* [Chart and figure data]:
····················
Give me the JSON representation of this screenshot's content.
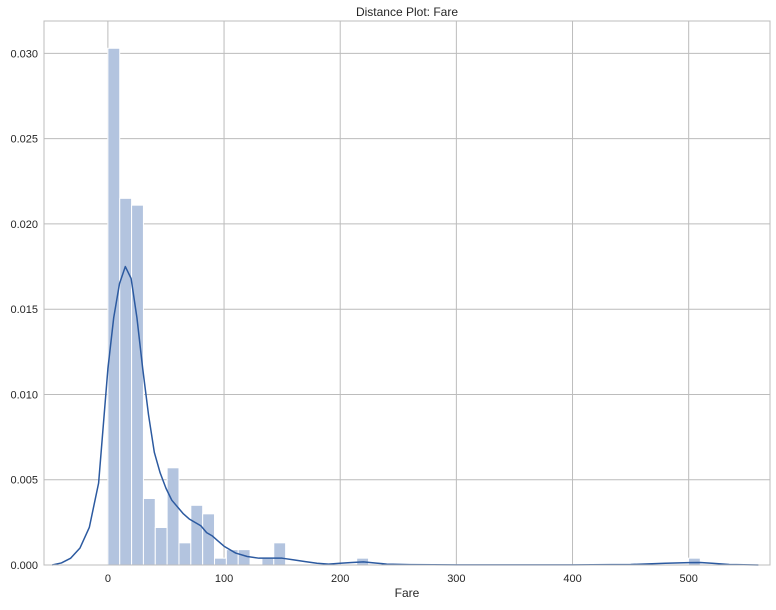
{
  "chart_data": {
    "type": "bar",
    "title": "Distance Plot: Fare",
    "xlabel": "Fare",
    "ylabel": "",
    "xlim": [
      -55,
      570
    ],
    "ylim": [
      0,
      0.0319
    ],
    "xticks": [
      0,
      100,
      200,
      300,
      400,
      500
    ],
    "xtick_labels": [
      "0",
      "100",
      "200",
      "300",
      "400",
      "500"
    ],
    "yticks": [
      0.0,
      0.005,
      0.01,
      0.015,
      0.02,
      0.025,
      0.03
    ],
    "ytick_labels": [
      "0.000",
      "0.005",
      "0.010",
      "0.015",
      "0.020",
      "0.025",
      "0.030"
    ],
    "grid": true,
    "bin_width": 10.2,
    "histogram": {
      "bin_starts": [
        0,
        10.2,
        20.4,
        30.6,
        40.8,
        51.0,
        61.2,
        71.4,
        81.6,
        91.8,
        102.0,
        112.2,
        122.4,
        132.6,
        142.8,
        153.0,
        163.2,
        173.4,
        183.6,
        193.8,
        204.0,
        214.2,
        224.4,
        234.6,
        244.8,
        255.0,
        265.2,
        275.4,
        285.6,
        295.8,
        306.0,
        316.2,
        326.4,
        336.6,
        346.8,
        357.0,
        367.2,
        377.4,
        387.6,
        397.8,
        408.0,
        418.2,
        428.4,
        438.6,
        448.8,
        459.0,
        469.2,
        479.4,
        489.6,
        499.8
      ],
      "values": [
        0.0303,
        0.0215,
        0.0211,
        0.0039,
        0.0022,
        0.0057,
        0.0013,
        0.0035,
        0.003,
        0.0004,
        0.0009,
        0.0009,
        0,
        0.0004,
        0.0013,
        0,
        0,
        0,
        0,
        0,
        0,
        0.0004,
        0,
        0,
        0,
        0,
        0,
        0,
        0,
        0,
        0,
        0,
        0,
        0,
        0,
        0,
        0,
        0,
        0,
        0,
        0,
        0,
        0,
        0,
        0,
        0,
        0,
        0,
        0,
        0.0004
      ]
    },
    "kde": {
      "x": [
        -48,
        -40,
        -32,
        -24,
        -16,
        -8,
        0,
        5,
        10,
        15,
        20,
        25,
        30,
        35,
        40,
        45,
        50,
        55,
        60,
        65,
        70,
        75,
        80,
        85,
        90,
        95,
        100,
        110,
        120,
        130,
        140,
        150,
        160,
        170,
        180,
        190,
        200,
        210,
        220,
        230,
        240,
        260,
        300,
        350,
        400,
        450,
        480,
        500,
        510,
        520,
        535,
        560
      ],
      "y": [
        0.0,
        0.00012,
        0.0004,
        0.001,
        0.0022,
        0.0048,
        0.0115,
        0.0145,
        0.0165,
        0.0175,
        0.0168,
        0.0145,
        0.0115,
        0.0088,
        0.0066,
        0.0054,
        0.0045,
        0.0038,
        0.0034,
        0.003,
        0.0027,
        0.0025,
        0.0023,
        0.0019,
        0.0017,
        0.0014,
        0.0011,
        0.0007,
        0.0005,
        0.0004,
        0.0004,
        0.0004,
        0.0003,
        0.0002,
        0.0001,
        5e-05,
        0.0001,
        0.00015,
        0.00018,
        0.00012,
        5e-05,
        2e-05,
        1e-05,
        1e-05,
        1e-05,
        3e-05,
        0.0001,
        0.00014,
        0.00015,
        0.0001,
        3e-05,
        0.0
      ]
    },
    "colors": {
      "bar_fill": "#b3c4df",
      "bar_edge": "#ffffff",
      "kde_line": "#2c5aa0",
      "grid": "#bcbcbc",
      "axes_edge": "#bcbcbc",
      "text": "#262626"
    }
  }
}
····················
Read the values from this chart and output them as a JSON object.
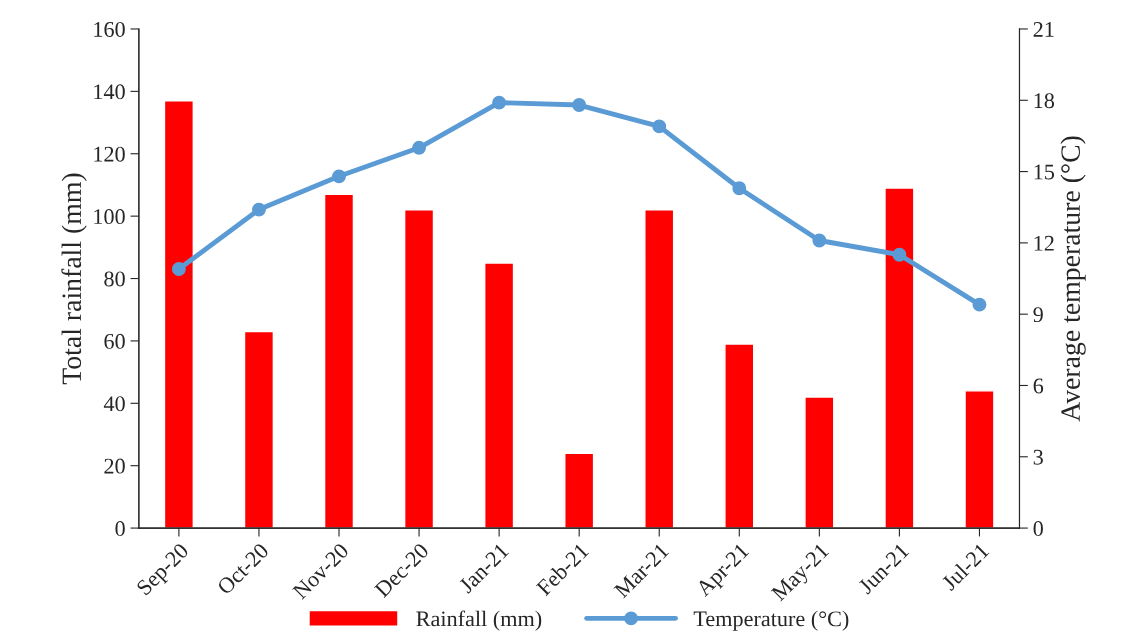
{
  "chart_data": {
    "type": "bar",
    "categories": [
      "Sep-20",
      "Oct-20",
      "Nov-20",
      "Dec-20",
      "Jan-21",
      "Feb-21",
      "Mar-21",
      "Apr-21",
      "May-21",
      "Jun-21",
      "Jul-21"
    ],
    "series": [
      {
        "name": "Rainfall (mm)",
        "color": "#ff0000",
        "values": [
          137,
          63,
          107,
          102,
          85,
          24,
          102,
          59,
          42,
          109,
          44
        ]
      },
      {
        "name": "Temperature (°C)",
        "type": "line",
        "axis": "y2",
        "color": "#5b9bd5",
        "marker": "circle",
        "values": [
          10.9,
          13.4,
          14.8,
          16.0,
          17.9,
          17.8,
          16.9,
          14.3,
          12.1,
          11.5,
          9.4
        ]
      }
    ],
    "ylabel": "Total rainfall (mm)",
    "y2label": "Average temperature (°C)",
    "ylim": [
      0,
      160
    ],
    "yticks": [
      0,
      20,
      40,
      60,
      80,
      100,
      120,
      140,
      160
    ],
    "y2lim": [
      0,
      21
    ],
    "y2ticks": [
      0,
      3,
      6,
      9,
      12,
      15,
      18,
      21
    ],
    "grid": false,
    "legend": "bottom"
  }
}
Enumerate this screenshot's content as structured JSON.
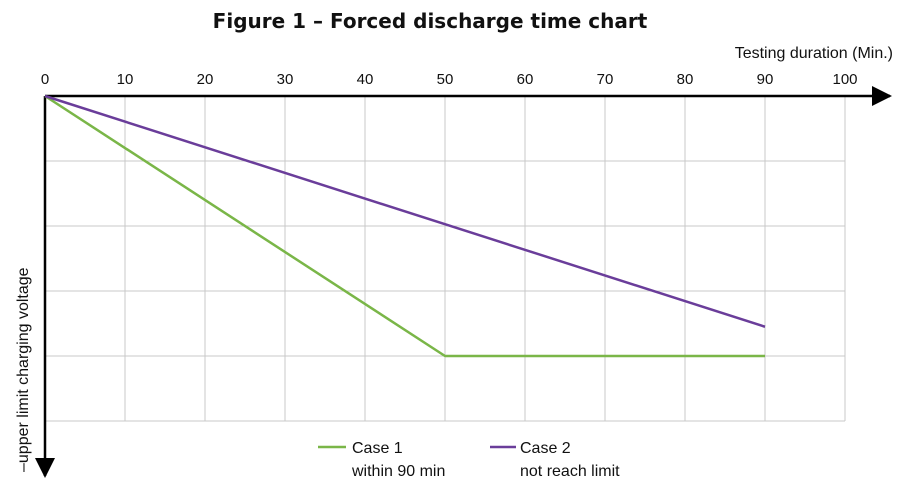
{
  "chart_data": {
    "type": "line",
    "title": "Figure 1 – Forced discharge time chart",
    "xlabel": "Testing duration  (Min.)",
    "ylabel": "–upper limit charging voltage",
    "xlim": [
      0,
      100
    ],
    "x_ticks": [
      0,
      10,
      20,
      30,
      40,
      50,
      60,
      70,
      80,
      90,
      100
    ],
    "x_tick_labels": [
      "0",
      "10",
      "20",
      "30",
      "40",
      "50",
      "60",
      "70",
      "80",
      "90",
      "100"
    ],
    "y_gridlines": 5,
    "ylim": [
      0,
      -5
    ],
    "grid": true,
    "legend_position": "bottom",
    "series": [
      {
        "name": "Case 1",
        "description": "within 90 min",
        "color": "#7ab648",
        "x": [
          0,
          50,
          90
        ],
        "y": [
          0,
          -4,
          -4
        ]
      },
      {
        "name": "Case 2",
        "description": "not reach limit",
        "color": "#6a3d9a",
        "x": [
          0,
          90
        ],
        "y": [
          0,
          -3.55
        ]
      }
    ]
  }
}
····················
* [Problem to work on]: Show all lines from the records above where the word "type" occurs.

* [Answer]:
    "type": "bar",
    "type": "bar",
        "type": "line",
    "type": "line",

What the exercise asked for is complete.